- REQUIREMENT
From the entries that follow, list every line in which the string "Edith" appears.

- Records from a dataset
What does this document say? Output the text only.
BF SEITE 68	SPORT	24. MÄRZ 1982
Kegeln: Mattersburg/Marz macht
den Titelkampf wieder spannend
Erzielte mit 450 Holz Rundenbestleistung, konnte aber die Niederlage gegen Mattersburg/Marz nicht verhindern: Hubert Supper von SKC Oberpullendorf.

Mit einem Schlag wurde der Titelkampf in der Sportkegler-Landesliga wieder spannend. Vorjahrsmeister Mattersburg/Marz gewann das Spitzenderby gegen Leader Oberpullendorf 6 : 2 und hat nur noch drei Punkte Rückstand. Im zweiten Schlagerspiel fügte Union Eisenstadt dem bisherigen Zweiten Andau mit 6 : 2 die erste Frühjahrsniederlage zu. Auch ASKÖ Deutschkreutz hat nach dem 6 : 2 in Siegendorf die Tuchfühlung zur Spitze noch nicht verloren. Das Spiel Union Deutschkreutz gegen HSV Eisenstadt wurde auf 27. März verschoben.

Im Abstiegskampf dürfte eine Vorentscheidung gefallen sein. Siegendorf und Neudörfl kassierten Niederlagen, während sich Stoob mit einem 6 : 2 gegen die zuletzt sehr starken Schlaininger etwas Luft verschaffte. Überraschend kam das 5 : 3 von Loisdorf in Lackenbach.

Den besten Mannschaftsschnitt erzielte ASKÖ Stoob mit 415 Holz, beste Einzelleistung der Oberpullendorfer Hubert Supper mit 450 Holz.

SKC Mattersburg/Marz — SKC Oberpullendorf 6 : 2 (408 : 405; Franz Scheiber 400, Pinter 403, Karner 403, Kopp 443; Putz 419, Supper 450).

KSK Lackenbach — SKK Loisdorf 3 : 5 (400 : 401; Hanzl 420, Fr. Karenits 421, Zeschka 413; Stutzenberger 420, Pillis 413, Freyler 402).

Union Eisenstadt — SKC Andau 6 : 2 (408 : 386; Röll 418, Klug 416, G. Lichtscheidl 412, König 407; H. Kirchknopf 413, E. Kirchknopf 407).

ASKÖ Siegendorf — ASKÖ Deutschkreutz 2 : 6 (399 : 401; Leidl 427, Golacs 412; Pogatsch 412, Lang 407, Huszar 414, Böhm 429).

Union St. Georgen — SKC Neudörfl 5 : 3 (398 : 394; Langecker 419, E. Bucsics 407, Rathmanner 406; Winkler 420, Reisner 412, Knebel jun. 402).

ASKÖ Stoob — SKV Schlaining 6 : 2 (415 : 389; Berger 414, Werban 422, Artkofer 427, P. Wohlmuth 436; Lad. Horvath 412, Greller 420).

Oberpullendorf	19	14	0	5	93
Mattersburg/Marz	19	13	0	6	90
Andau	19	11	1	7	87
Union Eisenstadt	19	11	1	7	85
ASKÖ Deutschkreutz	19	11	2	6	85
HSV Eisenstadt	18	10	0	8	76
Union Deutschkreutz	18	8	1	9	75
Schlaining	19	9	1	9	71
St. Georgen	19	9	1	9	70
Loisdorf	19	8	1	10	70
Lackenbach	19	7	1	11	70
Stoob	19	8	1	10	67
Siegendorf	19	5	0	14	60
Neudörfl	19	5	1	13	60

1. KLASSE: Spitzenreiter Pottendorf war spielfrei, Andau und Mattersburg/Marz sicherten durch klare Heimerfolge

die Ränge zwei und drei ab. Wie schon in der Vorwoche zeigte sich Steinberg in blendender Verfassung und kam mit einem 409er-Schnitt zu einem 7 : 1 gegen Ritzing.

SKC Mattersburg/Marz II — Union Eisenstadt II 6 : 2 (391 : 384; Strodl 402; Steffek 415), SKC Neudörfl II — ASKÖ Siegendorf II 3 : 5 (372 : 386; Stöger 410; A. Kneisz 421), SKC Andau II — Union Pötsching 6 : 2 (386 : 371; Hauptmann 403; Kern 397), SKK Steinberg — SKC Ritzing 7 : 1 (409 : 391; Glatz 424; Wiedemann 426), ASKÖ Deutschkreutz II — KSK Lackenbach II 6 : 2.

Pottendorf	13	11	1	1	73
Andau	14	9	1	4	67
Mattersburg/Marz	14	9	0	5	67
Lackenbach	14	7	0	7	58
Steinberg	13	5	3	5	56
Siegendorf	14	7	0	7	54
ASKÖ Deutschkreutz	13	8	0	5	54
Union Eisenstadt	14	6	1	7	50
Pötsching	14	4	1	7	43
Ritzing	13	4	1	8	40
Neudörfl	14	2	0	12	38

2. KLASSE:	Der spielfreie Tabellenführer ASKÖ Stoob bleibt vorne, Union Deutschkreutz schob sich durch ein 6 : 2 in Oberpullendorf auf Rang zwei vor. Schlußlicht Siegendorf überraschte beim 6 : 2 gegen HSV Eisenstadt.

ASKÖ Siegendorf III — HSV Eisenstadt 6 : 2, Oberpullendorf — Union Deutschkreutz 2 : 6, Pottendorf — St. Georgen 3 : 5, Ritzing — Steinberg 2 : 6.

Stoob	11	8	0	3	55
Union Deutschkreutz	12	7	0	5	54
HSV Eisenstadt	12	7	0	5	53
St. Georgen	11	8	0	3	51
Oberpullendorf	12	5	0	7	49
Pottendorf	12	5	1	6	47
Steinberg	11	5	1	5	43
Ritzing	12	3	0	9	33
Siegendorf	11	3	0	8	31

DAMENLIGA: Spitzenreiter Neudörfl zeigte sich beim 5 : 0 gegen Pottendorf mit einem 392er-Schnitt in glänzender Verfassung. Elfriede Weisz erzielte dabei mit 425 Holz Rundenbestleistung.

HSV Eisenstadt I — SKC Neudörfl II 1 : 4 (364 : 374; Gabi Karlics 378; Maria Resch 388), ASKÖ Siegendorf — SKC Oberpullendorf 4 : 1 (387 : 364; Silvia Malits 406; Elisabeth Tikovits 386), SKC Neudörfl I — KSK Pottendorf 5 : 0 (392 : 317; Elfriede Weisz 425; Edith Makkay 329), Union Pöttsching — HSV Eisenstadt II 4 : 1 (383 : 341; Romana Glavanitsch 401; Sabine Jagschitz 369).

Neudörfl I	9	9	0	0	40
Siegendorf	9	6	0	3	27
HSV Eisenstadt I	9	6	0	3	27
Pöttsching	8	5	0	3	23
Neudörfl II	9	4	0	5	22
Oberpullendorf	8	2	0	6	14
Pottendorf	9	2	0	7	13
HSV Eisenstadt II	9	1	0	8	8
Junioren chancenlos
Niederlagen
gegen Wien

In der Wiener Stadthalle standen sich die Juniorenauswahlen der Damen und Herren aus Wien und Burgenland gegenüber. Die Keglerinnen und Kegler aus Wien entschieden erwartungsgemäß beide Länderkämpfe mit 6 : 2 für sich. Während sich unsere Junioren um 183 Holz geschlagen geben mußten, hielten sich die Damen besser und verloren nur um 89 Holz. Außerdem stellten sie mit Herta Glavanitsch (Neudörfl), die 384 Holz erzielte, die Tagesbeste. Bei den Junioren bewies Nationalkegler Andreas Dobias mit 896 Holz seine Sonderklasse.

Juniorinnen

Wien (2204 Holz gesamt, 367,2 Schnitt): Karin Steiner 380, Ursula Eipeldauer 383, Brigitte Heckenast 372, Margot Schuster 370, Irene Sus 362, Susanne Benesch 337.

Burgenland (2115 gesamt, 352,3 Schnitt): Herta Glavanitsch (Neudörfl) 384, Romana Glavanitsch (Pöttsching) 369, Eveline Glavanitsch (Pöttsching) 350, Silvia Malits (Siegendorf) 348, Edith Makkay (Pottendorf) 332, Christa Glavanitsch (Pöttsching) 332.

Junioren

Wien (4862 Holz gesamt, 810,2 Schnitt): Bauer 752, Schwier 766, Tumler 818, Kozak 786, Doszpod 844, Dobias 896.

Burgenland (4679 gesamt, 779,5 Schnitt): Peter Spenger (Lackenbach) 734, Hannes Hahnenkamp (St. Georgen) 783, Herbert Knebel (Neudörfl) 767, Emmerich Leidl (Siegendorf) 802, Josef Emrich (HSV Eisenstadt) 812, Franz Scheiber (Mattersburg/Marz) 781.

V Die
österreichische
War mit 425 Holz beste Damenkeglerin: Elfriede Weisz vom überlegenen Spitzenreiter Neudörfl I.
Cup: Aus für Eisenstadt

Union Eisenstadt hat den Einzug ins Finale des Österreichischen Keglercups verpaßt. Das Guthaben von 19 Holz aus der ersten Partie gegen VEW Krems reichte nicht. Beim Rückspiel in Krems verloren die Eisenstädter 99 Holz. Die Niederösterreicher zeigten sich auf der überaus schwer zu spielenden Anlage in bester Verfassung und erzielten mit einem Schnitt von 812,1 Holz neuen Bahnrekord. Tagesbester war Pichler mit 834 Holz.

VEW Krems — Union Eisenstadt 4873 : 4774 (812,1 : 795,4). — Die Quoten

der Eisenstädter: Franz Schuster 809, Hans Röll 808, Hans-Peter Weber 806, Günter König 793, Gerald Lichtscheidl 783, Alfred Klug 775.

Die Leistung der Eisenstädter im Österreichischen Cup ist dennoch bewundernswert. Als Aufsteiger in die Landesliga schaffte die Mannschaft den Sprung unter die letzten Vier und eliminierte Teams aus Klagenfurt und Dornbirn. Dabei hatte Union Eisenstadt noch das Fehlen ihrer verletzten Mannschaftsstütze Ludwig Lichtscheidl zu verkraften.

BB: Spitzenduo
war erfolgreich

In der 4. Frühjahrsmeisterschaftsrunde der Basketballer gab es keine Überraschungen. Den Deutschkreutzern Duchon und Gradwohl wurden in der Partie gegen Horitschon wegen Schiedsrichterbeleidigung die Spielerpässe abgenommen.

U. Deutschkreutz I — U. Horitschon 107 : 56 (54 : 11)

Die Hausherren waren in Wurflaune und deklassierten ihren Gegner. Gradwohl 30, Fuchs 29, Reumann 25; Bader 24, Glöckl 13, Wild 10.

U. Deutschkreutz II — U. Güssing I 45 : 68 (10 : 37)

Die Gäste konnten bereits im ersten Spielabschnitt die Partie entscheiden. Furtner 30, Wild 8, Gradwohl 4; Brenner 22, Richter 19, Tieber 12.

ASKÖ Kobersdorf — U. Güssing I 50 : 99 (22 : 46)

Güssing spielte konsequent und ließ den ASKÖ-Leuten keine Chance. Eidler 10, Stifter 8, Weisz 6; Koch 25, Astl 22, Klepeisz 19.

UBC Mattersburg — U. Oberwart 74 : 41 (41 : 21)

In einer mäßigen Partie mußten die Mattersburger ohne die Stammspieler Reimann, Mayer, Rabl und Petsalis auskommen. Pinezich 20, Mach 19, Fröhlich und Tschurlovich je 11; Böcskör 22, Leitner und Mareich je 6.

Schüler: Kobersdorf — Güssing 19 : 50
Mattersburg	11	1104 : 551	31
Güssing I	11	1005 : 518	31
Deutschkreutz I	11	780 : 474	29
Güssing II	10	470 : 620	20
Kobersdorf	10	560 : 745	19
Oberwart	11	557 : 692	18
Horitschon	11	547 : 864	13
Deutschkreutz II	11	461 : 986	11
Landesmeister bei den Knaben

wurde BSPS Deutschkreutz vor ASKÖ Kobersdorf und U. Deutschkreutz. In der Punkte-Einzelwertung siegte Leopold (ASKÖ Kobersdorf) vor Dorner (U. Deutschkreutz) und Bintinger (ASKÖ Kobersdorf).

- RESPONSE FOR THIS EXERCISE
HSV Eisenstadt I — SKC Neudörfl II 1 : 4 (364 : 374; Gabi Karlics 378; Maria Resch 388), ASKÖ Siegendorf — SKC Oberpullendorf 4 : 1 (387 : 364; Silvia Malits 406; Elisabeth Tikovits 386), SKC Neudörfl I — KSK Pottendorf 5 : 0 (392 : 317; Elfriede Weisz 425; Edith Makkay 329), Union Pöttsching — HSV Eisenstadt II 4 : 1 (383 : 341; Romana Glavanitsch 401; Sabine Jagschitz 369).
Burgenland (2115 gesamt, 352,3 Schnitt): Herta Glavanitsch (Neudörfl) 384, Romana Glavanitsch (Pöttsching) 369, Eveline Glavanitsch (Pöttsching) 350, Silvia Malits (Siegendorf) 348, Edith Makkay (Pottendorf) 332, Christa Glavanitsch (Pöttsching) 332.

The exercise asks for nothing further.